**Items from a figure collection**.
········

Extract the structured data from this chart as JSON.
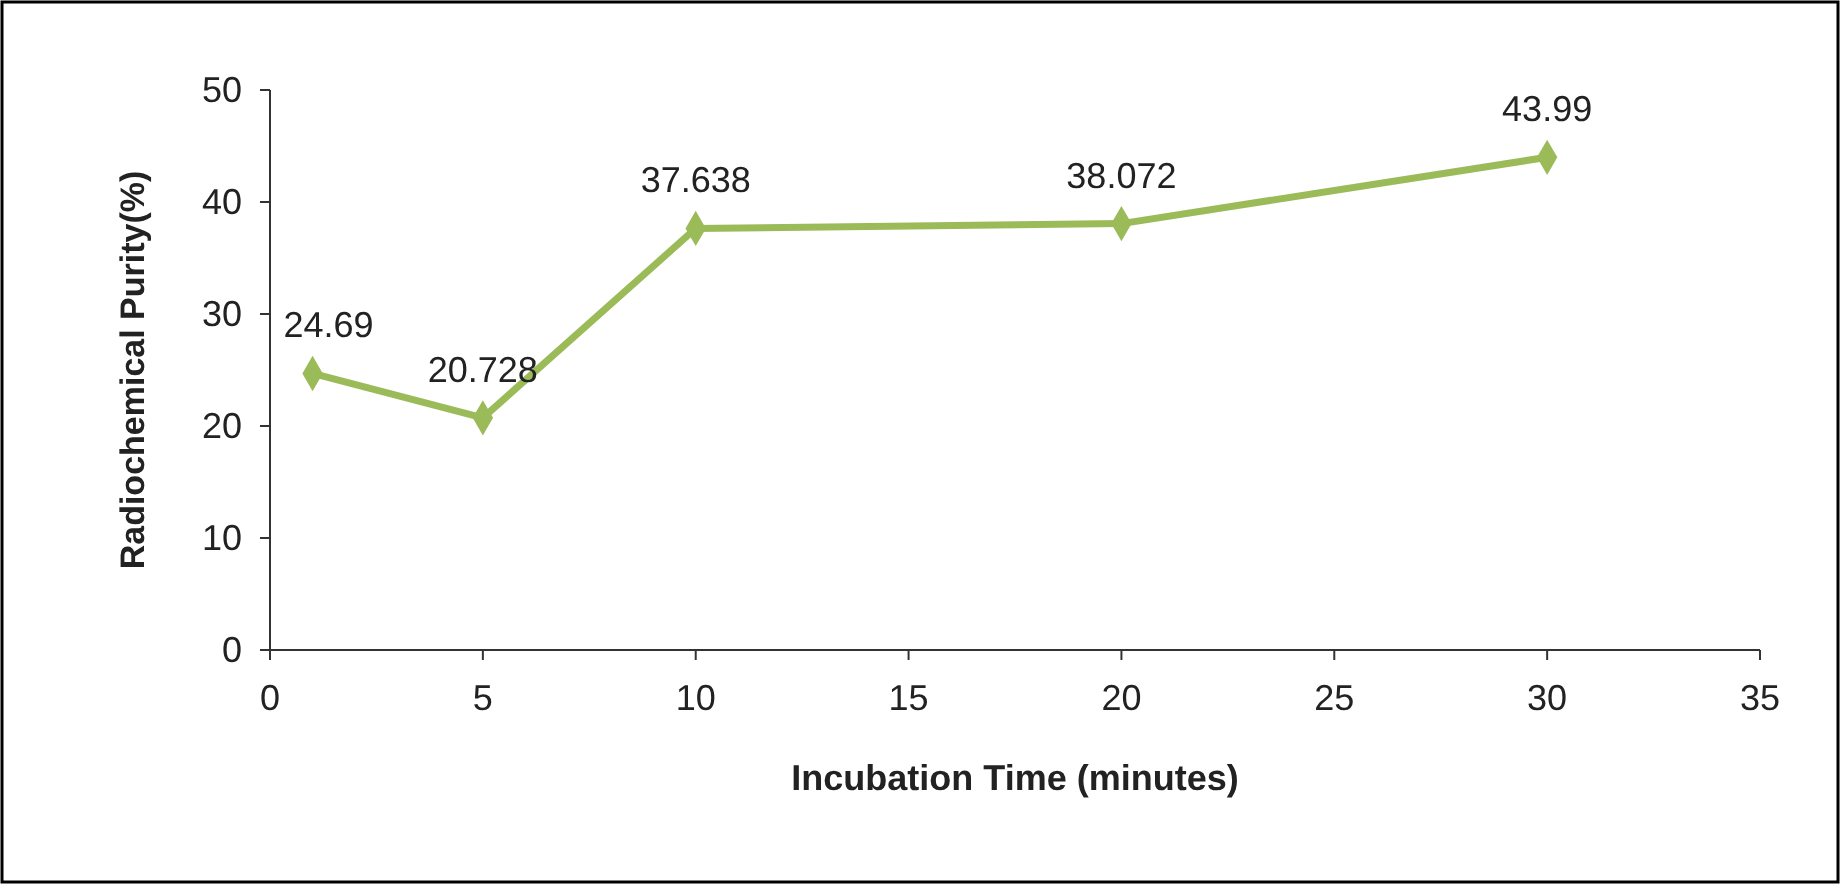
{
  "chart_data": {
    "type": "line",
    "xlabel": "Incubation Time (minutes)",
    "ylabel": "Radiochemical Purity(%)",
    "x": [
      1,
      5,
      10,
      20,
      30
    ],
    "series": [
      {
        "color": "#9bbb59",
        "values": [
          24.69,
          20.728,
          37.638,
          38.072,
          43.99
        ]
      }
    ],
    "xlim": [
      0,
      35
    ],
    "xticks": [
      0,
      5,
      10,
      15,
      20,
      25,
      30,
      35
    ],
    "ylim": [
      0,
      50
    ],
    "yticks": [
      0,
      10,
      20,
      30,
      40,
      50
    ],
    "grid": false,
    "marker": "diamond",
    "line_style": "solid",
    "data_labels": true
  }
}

········

**Directions for this task**.
Above are the records; reproduce them exactly and leave out the pictures.

**Output below**.
Extract the structured data from this chart as JSON.
{
  "chart_data": {
    "type": "line",
    "xlabel": "Incubation Time (minutes)",
    "ylabel": "Radiochemical Purity(%)",
    "x": [
      1,
      5,
      10,
      20,
      30
    ],
    "series": [
      {
        "color": "#9bbb59",
        "values": [
          24.69,
          20.728,
          37.638,
          38.072,
          43.99
        ]
      }
    ],
    "xlim": [
      0,
      35
    ],
    "xticks": [
      0,
      5,
      10,
      15,
      20,
      25,
      30,
      35
    ],
    "ylim": [
      0,
      50
    ],
    "yticks": [
      0,
      10,
      20,
      30,
      40,
      50
    ],
    "grid": false,
    "marker": "diamond",
    "line_style": "solid",
    "data_labels": true
  }
}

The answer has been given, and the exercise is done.